Give every line of the data below as a numbered list, skipping blank lines. Leave the pictures out of your answer.

Entries from a dataset:
————

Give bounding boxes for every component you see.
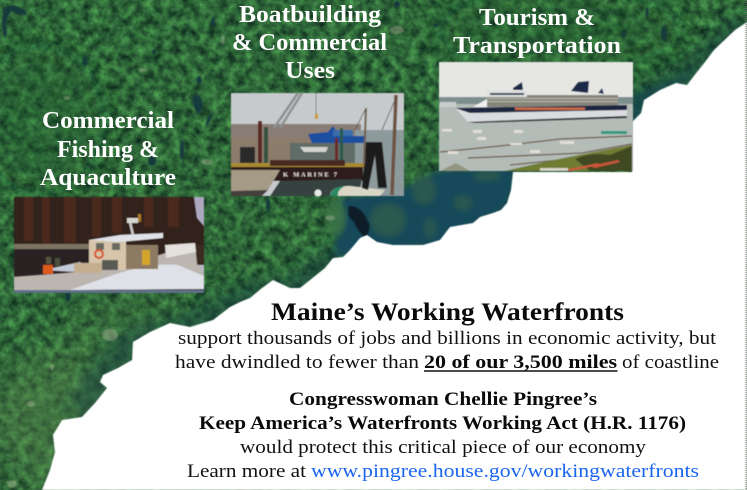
text block: jobs and coastline statistic: 20 of our 3,500 miles [424, 352, 617, 373]
text block: call to action with link [187, 437, 699, 482]
heading: tourism and transportation [453, 5, 621, 59]
towns [7, 26, 404, 488]
heading: commercial fishing and aquaculture: Aquaculture [40, 165, 176, 191]
text block: jobs and coastline statistic: support thousands of jobs and billions in economic activity, but [178, 328, 717, 349]
heading: commercial fishing and aquaculture [40, 108, 176, 191]
dotted right page edge [745, 0, 747, 490]
lakes [2, 1, 667, 302]
photo: boatyard and barge [231, 93, 404, 196]
text block: jobs and coastline statistic: have dwindled to fewer than [175, 352, 420, 373]
heading: boatbuilding and commercial uses: Uses [285, 58, 335, 84]
heading: boatbuilding and commercial uses: Boatbuilding [239, 2, 381, 28]
text block: jobs and coastline statistic: of coastline [622, 352, 719, 373]
heading: tourism and transportation: Transportation [453, 33, 621, 59]
heading: boatbuilding and commercial uses [232, 2, 387, 84]
dark coastal band [82, 24, 746, 417]
text block: congresswoman and bill: Congresswoman Chellie Pingree’s [289, 389, 597, 410]
title: Maine’s Working Waterfronts [271, 297, 624, 326]
heading: commercial fishing and aquaculture: Fishing & [57, 137, 159, 163]
heading: commercial fishing and aquaculture: Commercial [42, 108, 174, 134]
text block: call to action with link: would protect this critical piece of our economy [240, 437, 647, 458]
bay water with islands [326, 70, 700, 258]
heading: boatbuilding and commercial uses: & Commercial [232, 30, 387, 56]
text block: congresswoman and bill: Keep America’s Waterfronts Working Act (H.R. 1176) [199, 413, 686, 434]
photo: boatyard and barge: K MARINE 7 [283, 172, 338, 178]
text block: call to action with link: Learn more at [187, 461, 307, 482]
heading: tourism and transportation: Tourism & [479, 5, 595, 31]
photo: cruise ship and marina [439, 62, 633, 171]
text block: congresswoman and bill [199, 389, 686, 434]
photo: lobster boat [14, 197, 204, 293]
text block: jobs and coastline statistic [175, 328, 719, 373]
text block: call to action with link: www.pingree.house.gov/workingwaterfronts [311, 461, 699, 482]
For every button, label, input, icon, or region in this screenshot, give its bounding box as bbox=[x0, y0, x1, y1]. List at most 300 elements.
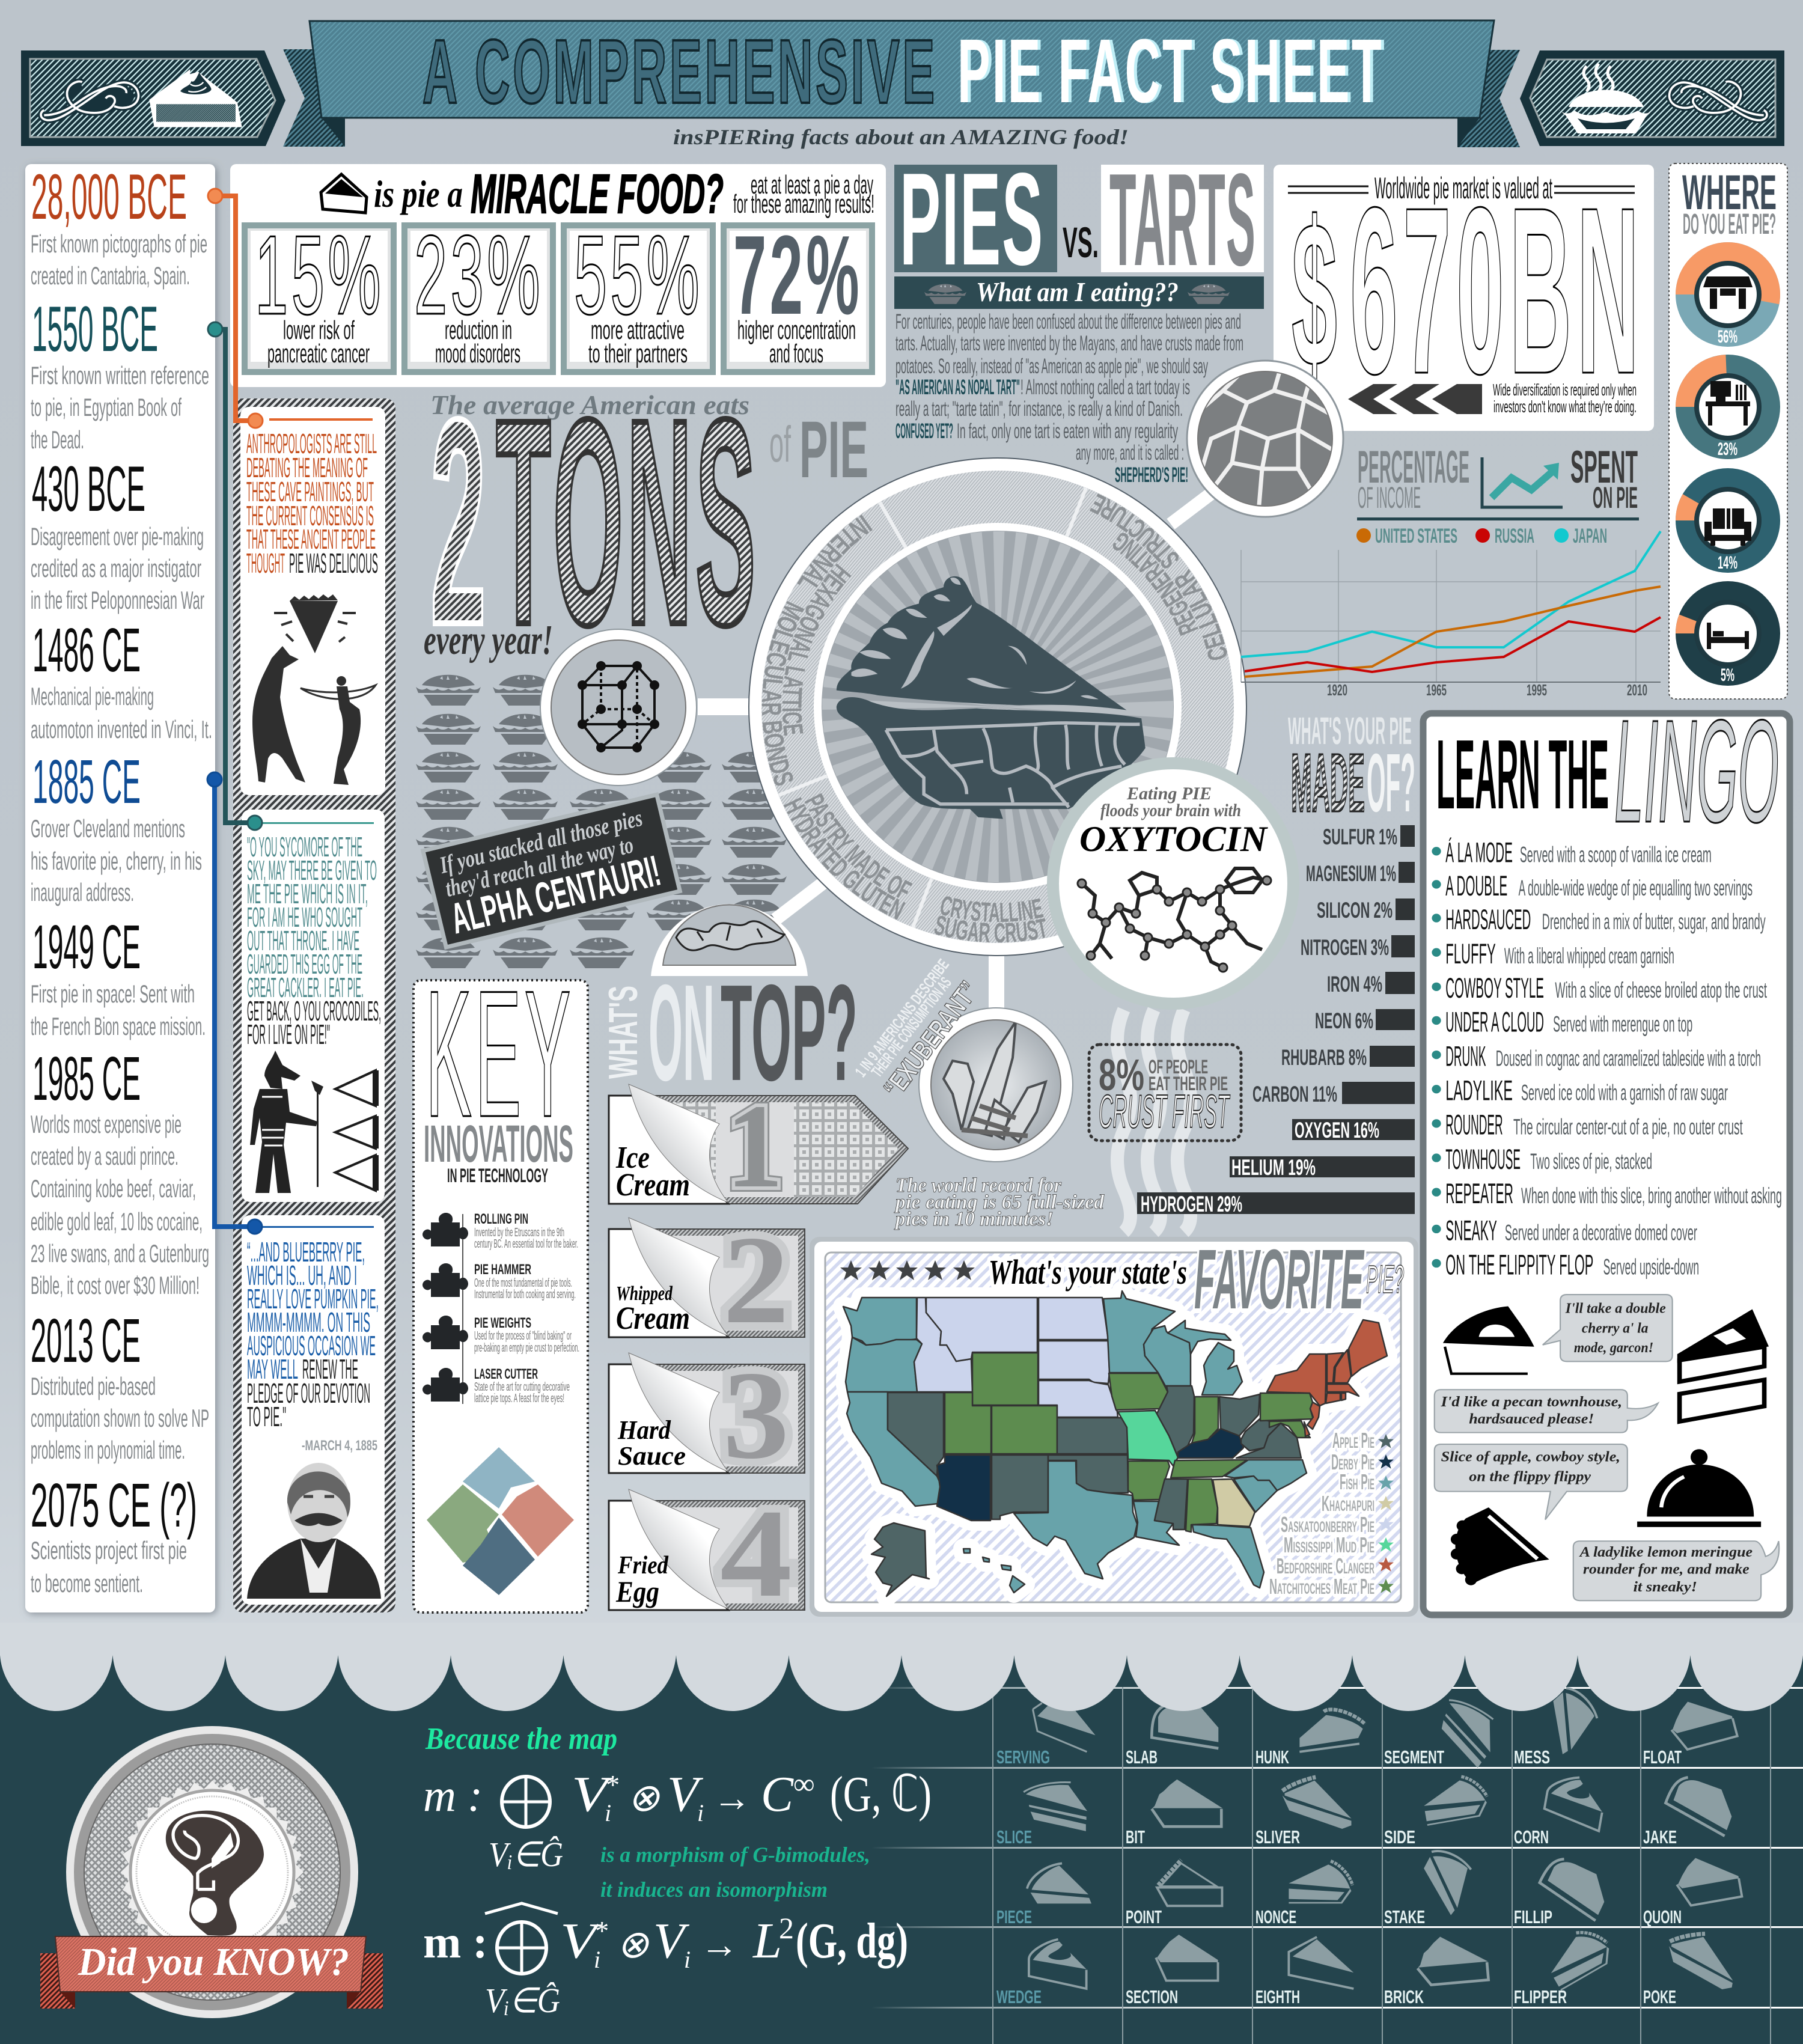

————

[REPLY TO THE TASK]
1. Give bounding boxes for every component you see.
2. text block: jobs and coastline statistic: 20 of our 3,500 miles [424, 352, 617, 373]
3. text block: call to action with link [187, 437, 699, 482]
4. heading: tourism and transportation [453, 5, 621, 59]
5. towns [7, 26, 404, 488]
6. heading: commercial fishing and aquaculture: Aquaculture [40, 165, 176, 191]
7. text block: jobs and coastline statistic: support thousands of jobs and billions in economic activity, but [178, 328, 717, 349]
8. heading: commercial fishing and aquaculture [40, 108, 176, 191]
9. dotted right page edge [745, 0, 747, 490]
10. lakes [2, 1, 667, 302]
11. photo: boatyard and barge [231, 93, 404, 196]
12. text block: jobs and coastline statistic: have dwindled to fewer than [175, 352, 420, 373]
13. heading: boatbuilding and commercial uses: Uses [285, 58, 335, 84]
14. heading: boatbuilding and commercial uses: Boatbuilding [239, 2, 381, 28]
15. text block: jobs and coastline statistic: of coastline [622, 352, 719, 373]
16. heading: tourism and transportation: Transportation [453, 33, 621, 59]
17. heading: boatbuilding and commercial uses [232, 2, 387, 84]
18. dark coastal band [82, 24, 746, 417]
19. text block: congresswoman and bill: Congresswoman Chellie Pingree’s [289, 389, 597, 410]
20. title: Maine’s Working Waterfronts [271, 297, 624, 326]
21. heading: commercial fishing and aquaculture: Fishing & [57, 137, 159, 163]
22. heading: commercial fishing and aquaculture: Commercial [42, 108, 174, 134]
23. text block: call to action with link: would protect this critical piece of our economy [240, 437, 647, 458]
24. bay water with islands [326, 70, 700, 258]
25. heading: boatbuilding and commercial uses: & Commercial [232, 30, 387, 56]
26. text block: congresswoman and bill: Keep America’s Waterfronts Working Act (H.R. 1176) [199, 413, 686, 434]
27. photo: boatyard and barge: K MARINE 7 [283, 172, 338, 178]
28. text block: call to action with link: Learn more at [187, 461, 307, 482]
29. heading: tourism and transportation: Tourism & [479, 5, 595, 31]
30. photo: cruise ship and marina [439, 62, 633, 171]
31. text block: congresswoman and bill [199, 389, 686, 434]
32. photo: lobster boat [14, 197, 204, 293]
33. text block: jobs and coastline statistic [175, 328, 719, 373]
34. text block: call to action with link: www.pingree.house.gov/workingwaterfronts [311, 461, 699, 482]
35. For every button, label, input, icon, or region in this screenshot, give its bounding box as bbox=[x0, y0, x1, y1]. List at most 300 elements.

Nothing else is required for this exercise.